DATA RECORDS
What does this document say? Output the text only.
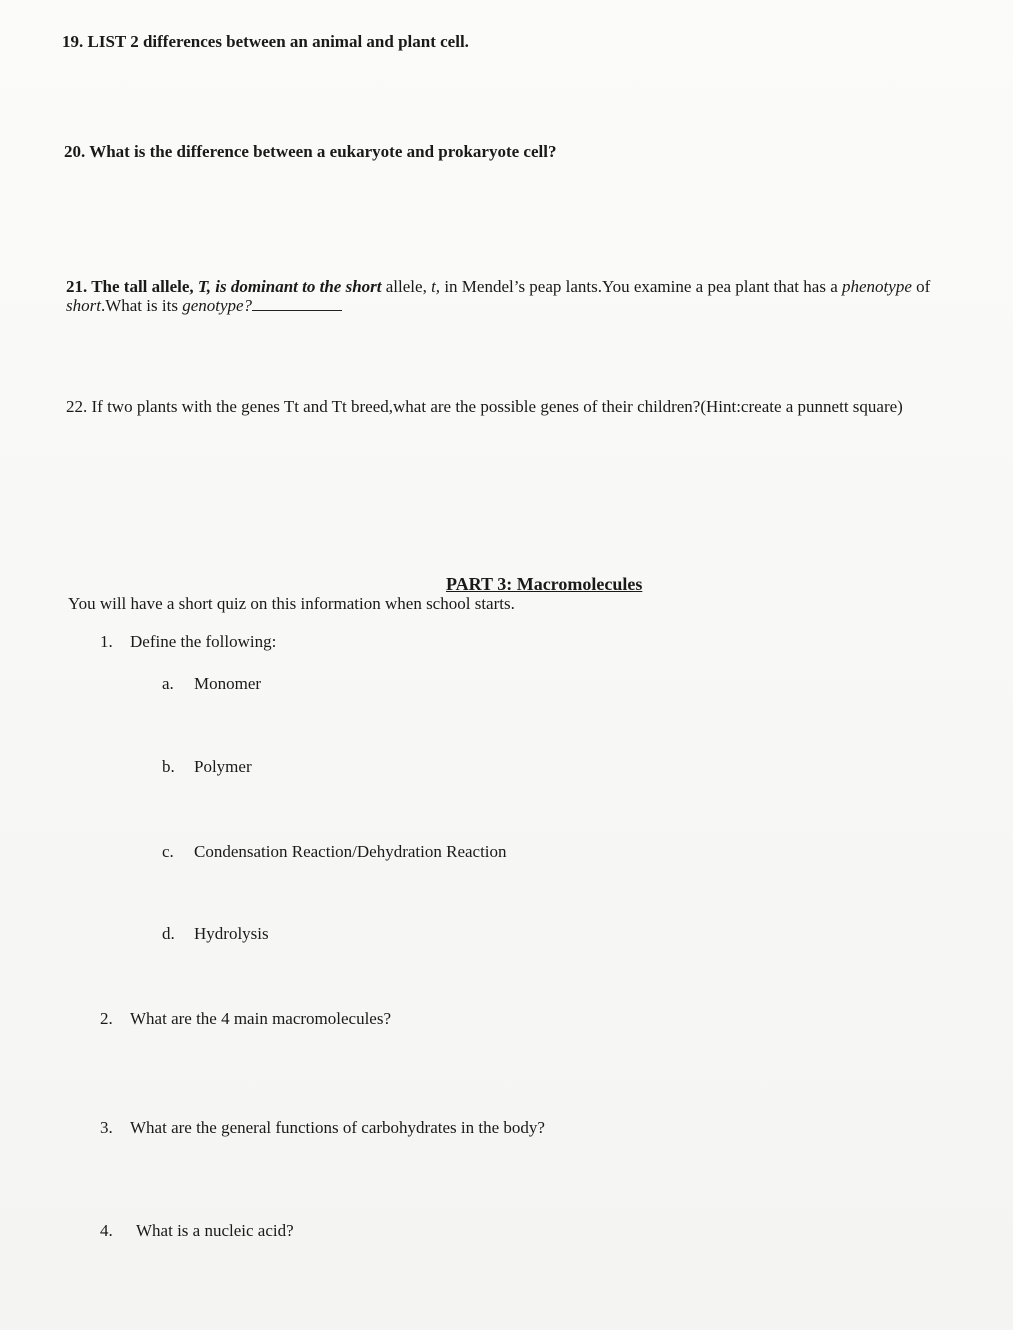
19. LIST 2 differences between an animal and plant cell.
20. What is the difference between a eukaryote and prokaryote cell?
21. The tall allele, T, is dominant to the short allele, t, in Mendel’s peap lants.You examine a pea plant that has a phenotype of
short.What is its genotype?
22. If two plants with the genes Tt and Tt breed,what are the possible genes of their children?(Hint:create a punnett square)
PART 3: Macromolecules
You will have a short quiz on this information when school starts.
1. Define the following:
a. Monomer
b. Polymer
c. Condensation Reaction/Dehydration Reaction
d. Hydrolysis
2. What are the 4 main macromolecules?
3. What are the general functions of carbohydrates in the body?
4. What is a nucleic acid?
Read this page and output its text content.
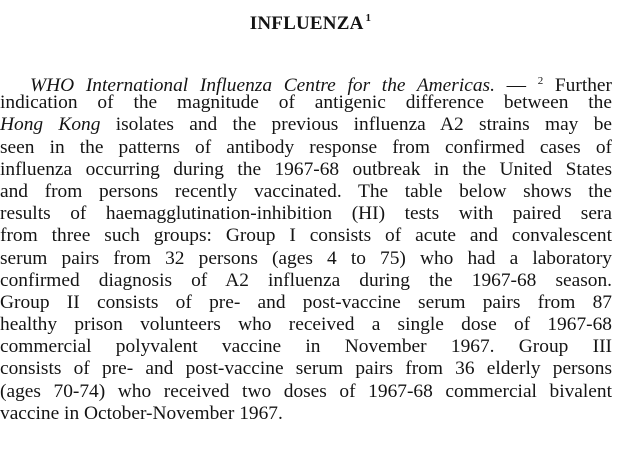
INFLUENZA $^1$
WHO International Influenza Centre for the Americas. — $^2$ Further
indication of the magnitude of antigenic difference between the
Hong Kong isolates and the previous influenza A2 strains may be
seen in the patterns of antibody response from confirmed cases of
influenza occurring during the 1967-68 outbreak in the United States
and from persons recently vaccinated. The table below shows the
results of haemagglutination-inhibition (HI) tests with paired sera
from three such groups: Group I consists of acute and convalescent
serum pairs from 32 persons (ages 4 to 75) who had a laboratory
confirmed diagnosis of A2 influenza during the 1967-68 season.
Group II consists of pre- and post-vaccine serum pairs from 87
healthy prison volunteers who received a single dose of 1967-68
commercial polyvalent vaccine in November 1967. Group III
consists of pre- and post-vaccine serum pairs from 36 elderly persons
(ages 70-74) who received two doses of 1967-68 commercial bivalent
vaccine in October-November 1967.
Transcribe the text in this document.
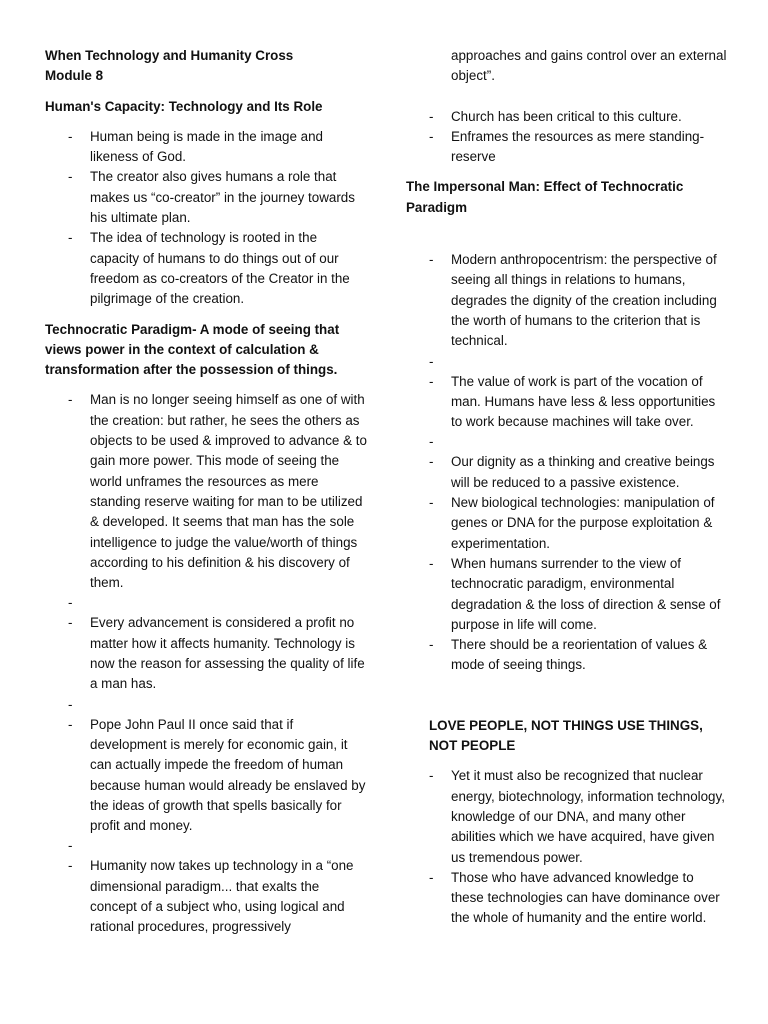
When Technology and Humanity Cross

Module 8

Human's Capacity: Technology and Its Role

- Human being is made in the image and likeness of God.
- The creator also gives humans a role that makes us “co-creator” in the journey towards his ultimate plan.
- The idea of technology is rooted in the capacity of humans to do things out of our freedom as co-creators of the Creator in the pilgrimage of the creation.

Technocratic Paradigm- A mode of seeing that views power in the context of calculation & transformation after the possession of things.

- Man is no longer seeing himself as one of with the creation: but rather, he sees the others as objects to be used & improved to advance & to gain more power. This mode of seeing the world unframes the resources as mere standing reserve waiting for man to be utilized & developed. It seems that man has the sole intelligence to judge the value/worth of things according to his definition & his discovery of them.
-
- Every advancement is considered a profit no matter how it affects humanity. Technology is now the reason for assessing the quality of life a man has.
-
- Pope John Paul II once said that if development is merely for economic gain, it can actually impede the freedom of human because human would already be enslaved by the ideas of growth that spells basically for profit and money.
-
- Humanity now takes up technology in a “one dimensional paradigm... that exalts the concept of a subject who, using logical and rational procedures, progressively

approaches and gains control over an external object”.

- Church has been critical to this culture.
- Enframes the resources as mere standing-reserve

The Impersonal Man: Effect of Technocratic Paradigm

- Modern anthropocentrism: the perspective of seeing all things in relations to humans, degrades the dignity of the creation including the worth of humans to the criterion that is technical.
-
- The value of work is part of the vocation of man. Humans have less & less opportunities to work because machines will take over.
-
- Our dignity as a thinking and creative beings will be reduced to a passive existence.
- New biological technologies: manipulation of genes or DNA for the purpose exploitation & experimentation.
- When humans surrender to the view of technocratic paradigm, environmental degradation & the loss of direction & sense of purpose in life will come.
- There should be a reorientation of values & mode of seeing things.

LOVE PEOPLE, NOT THINGS USE THINGS, NOT PEOPLE

- Yet it must also be recognized that nuclear energy, biotechnology, information technology, knowledge of our DNA, and many other abilities which we have acquired, have given us tremendous power.
- Those who have advanced knowledge to these technologies can have dominance over the whole of humanity and the entire world.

WHAT YOU NEED TO DO
Lines holding "genes" in the material above are to be reported.

SOLUTION TO THIS EXERCISE
22. If two plants with the genes Tt and Tt breed,what are the possible genes of their children?(Hint:create a punnett square)
- New biological technologies: manipulation of genes or DNA for the purpose exploitation & experimentation.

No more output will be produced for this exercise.